## DIRECTIONS
Will you write out all the entries below exactly?
====== PROVIDED RECORDS
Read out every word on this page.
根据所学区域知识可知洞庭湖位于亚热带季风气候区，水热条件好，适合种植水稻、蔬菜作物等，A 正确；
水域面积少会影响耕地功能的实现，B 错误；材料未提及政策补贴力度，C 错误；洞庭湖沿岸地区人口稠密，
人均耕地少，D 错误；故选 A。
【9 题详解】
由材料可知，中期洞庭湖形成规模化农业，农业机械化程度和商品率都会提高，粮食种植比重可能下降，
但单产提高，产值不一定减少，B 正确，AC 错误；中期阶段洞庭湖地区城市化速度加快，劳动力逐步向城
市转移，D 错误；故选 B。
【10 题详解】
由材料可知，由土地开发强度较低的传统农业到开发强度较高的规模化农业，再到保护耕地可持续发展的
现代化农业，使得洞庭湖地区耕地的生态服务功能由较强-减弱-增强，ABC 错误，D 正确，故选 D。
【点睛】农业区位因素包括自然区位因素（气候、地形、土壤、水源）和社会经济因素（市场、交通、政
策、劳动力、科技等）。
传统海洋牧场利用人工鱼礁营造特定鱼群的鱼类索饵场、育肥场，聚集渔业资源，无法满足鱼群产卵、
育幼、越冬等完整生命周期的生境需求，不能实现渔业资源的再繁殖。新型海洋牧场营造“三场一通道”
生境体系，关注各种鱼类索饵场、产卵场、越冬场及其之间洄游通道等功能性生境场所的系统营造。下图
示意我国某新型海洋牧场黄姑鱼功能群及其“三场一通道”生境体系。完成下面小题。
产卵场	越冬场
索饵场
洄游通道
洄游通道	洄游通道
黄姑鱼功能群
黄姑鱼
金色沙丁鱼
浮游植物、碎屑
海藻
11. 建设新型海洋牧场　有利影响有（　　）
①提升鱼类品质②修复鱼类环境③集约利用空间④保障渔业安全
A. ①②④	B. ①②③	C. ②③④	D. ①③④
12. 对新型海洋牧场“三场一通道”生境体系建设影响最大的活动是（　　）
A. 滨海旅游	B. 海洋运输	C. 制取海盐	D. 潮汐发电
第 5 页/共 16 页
============
## EXERCISE RESPONSE
Read out every word on this page.
根据所学区域知识可知洞庭湖位于亚热带季风气候区，水热条件好，适合种植水稻、蔬菜作物等，A 正确；
水域面积少会影响耕地功能的实现，B 错误；材料未提及政策补贴力度，C 错误；洞庭湖沿岸地区人口稠密，
人均耕地少，D 错误；故选 A。
【9 题详解】
由材料可知，中期洞庭湖形成规模化农业，农业机械化程度和商品率都会提高，粮食种植比重可能下降，
但单产提高，产值不一定减少，B 正确，AC 错误；中期阶段洞庭湖地区城市化速度加快，劳动力逐步向城
市转移，D 错误；故选 B。
【10 题详解】
由材料可知，由土地开发强度较低的传统农业到开发强度较高的规模化农业，再到保护耕地可持续发展的
现代化农业，使得洞庭湖地区耕地的生态服务功能由较强-减弱-增强，ABC 错误，D 正确，故选 D。
【点睛】农业区位因素包括自然区位因素（气候、地形、土壤、水源）和社会经济因素（市场、交通、政
策、劳动力、科技等）。
传统海洋牧场利用人工鱼礁营造特定鱼群的鱼类索饵场、育肥场，聚集渔业资源，无法满足鱼群产卵、
育幼、越冬等完整生命周期的生境需求，不能实现渔业资源的再繁殖。新型海洋牧场营造“三场一通道”
生境体系，关注各种鱼类索饵场、产卵场、越冬场及其之间洄游通道等功能性生境场所的系统营造。下图
示意我国某新型海洋牧场黄姑鱼功能群及其“三场一通道”生境体系。完成下面小题。
产卵场	越冬场
索饵场
洄游通道
洄游通道	洄游通道
黄姑鱼功能群
黄姑鱼
金色沙丁鱼
浮游植物、碎屑
海藻
11. 建设新型海洋牧场　有利影响有（　　）
①提升鱼类品质②修复鱼类环境③集约利用空间④保障渔业安全
A. ①②④	B. ①②③	C. ②③④	D. ①③④
12. 对新型海洋牧场“三场一通道”生境体系建设影响最大的活动是（　　）
A. 滨海旅游	B. 海洋运输	C. 制取海盐	D. 潮汐发电
第 5 页/共 16 页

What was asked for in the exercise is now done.